- **The problem**
Pick every line with "outgoing" from the material below.

>> start Dataset content

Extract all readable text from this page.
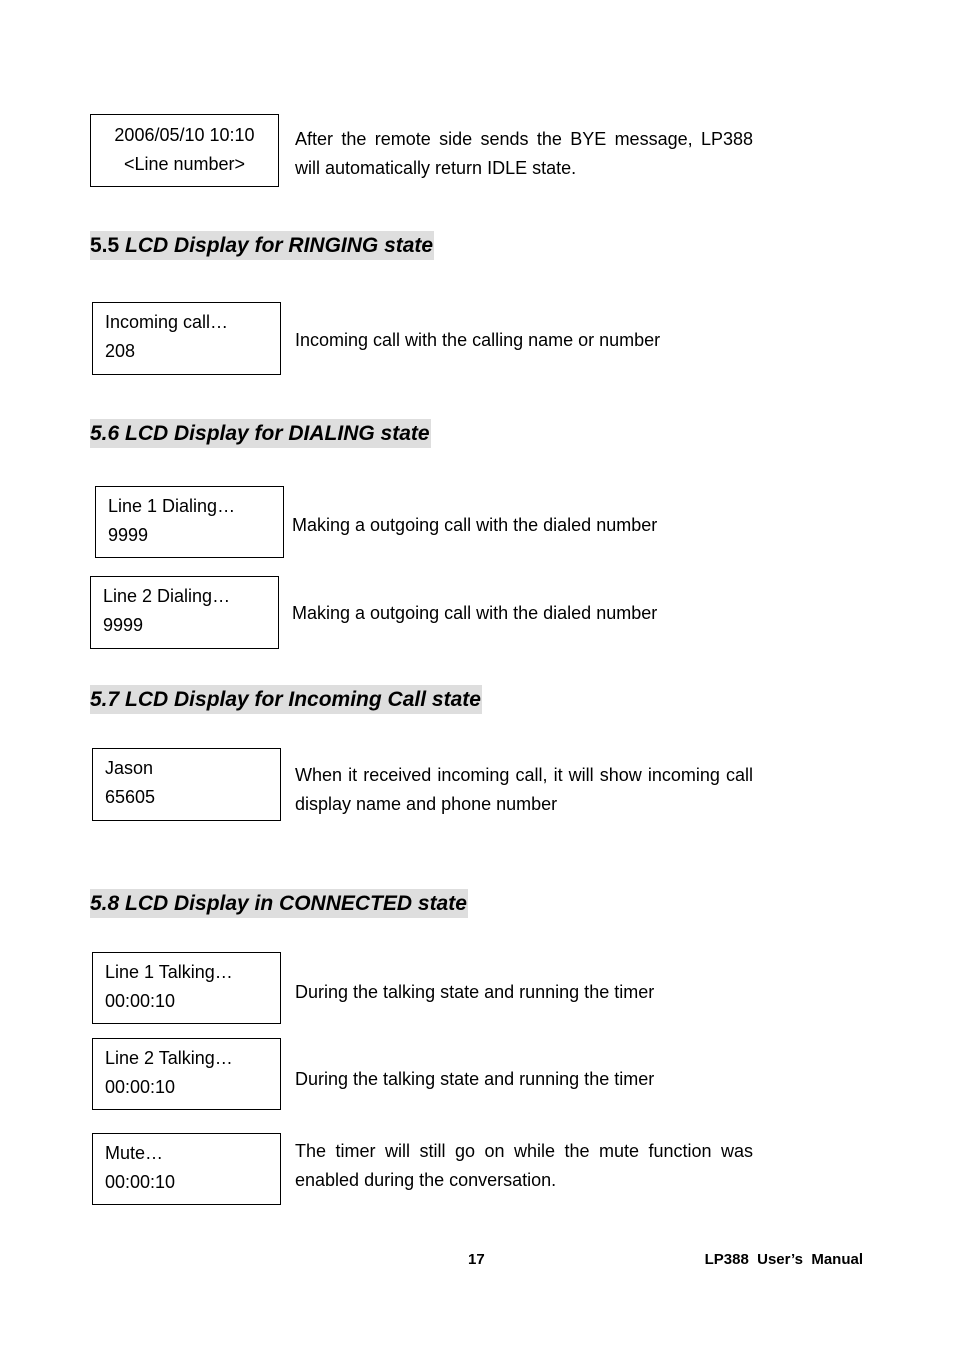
2006/05/10 10:10
<Line number>
After the remote side sends the BYE message, LP388 will automatically return IDLE state.
5.5 LCD Display for RINGING state
Incoming call…
208
Incoming call with the calling name or number
5.6 LCD Display for DIALING state
Line 1 Dialing…
9999	Making a outgoing call with the dialed number
Line 2 Dialing…
9999
Making a outgoing call with the dialed number
5.7 LCD Display for Incoming Call state
Jason
65605
When it received incoming call, it will show incoming call display name and phone number
5.8 LCD Display in CONNECTED state
Line 1 Talking…
00:00:10	During the talking state and running the timer
Line 2 Talking…
00:00:10	During the talking state and running the timer
Mute…
00:00:10
The timer will still go on while the mute function was enabled during the conversation.
17	LP388  User’s  Manual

>> end Dataset content

- **Answer to this problem**
9999	Making a outgoing call with the dialed number
Making a outgoing call with the dialed number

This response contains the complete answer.